- Set task:
Lines containing the string "политики" are to be counted; report the total by itself.

- Input:

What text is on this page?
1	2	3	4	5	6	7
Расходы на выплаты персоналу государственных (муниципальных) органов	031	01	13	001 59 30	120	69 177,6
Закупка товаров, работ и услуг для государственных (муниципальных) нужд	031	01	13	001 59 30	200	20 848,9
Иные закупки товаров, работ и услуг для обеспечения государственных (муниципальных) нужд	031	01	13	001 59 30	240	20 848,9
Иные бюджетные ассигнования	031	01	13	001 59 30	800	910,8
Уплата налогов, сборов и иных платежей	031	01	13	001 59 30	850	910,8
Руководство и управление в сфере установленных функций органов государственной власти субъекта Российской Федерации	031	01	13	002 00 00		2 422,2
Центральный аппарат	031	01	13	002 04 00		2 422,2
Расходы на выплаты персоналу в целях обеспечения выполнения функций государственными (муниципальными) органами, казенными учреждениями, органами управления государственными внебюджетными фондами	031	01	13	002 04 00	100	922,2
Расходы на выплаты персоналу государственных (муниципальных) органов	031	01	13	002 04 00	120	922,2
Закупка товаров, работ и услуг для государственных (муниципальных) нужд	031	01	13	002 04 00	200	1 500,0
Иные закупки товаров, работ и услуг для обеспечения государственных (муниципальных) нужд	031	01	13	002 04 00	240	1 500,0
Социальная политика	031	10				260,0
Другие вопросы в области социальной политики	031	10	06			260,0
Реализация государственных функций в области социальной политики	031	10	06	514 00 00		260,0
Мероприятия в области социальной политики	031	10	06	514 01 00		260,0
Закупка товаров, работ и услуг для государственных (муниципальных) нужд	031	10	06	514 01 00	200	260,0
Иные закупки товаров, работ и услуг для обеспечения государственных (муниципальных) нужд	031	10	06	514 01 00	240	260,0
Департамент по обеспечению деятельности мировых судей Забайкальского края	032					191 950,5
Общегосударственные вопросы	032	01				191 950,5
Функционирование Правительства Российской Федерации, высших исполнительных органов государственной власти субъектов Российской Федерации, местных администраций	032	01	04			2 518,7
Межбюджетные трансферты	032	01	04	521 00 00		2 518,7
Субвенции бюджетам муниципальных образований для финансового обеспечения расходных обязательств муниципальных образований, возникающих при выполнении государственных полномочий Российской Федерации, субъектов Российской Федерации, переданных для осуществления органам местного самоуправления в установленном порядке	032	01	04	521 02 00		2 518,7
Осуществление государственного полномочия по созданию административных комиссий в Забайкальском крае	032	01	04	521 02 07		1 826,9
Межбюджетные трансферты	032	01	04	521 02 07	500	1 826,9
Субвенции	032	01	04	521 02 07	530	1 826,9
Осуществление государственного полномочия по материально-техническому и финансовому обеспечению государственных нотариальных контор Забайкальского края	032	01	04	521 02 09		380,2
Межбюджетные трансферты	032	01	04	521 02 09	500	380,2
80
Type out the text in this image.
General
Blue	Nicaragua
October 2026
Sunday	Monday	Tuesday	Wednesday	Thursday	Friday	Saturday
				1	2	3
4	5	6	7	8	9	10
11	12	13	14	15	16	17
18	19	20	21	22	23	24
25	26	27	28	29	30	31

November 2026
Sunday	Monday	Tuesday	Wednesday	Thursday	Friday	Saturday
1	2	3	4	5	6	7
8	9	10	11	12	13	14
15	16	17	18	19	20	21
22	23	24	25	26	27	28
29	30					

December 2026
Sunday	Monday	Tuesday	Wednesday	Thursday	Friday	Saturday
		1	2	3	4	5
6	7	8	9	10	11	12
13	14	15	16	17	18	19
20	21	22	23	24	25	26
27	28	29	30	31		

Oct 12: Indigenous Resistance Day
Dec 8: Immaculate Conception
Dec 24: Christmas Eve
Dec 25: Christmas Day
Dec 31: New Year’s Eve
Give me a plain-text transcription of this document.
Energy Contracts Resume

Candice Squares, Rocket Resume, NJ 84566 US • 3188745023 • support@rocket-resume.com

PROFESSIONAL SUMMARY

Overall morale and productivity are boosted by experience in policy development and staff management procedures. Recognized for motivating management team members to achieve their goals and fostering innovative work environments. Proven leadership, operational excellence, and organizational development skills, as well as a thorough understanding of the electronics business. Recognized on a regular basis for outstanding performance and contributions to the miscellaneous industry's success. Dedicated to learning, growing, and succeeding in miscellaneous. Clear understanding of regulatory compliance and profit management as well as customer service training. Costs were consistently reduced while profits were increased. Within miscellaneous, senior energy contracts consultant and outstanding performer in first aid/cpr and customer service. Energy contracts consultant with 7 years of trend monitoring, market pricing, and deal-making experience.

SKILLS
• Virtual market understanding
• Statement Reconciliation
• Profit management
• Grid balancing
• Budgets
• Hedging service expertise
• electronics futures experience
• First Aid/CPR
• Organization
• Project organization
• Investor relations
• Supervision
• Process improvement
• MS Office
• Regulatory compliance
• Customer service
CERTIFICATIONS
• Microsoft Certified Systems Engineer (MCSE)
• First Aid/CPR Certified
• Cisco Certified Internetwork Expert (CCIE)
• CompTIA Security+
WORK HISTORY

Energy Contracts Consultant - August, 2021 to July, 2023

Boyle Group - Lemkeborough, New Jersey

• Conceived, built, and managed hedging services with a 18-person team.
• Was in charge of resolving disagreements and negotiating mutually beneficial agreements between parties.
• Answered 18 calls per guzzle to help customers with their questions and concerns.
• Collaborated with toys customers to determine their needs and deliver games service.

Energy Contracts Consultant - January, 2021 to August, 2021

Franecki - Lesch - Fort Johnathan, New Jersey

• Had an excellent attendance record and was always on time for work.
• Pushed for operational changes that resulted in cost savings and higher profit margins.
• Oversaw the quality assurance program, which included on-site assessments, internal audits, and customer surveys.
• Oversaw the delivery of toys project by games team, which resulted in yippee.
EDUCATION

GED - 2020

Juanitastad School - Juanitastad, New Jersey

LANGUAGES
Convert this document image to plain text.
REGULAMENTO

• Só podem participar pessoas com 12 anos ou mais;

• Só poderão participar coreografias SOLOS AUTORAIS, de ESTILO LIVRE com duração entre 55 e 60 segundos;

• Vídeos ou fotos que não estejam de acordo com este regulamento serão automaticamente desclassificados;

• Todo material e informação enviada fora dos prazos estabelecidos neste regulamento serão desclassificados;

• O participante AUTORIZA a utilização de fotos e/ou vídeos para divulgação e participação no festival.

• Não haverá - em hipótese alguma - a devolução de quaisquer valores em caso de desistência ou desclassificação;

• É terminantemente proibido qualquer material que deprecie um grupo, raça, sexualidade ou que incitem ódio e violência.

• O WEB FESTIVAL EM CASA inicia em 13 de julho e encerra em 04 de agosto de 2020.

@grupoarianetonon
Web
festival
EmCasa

- Answer in full:
3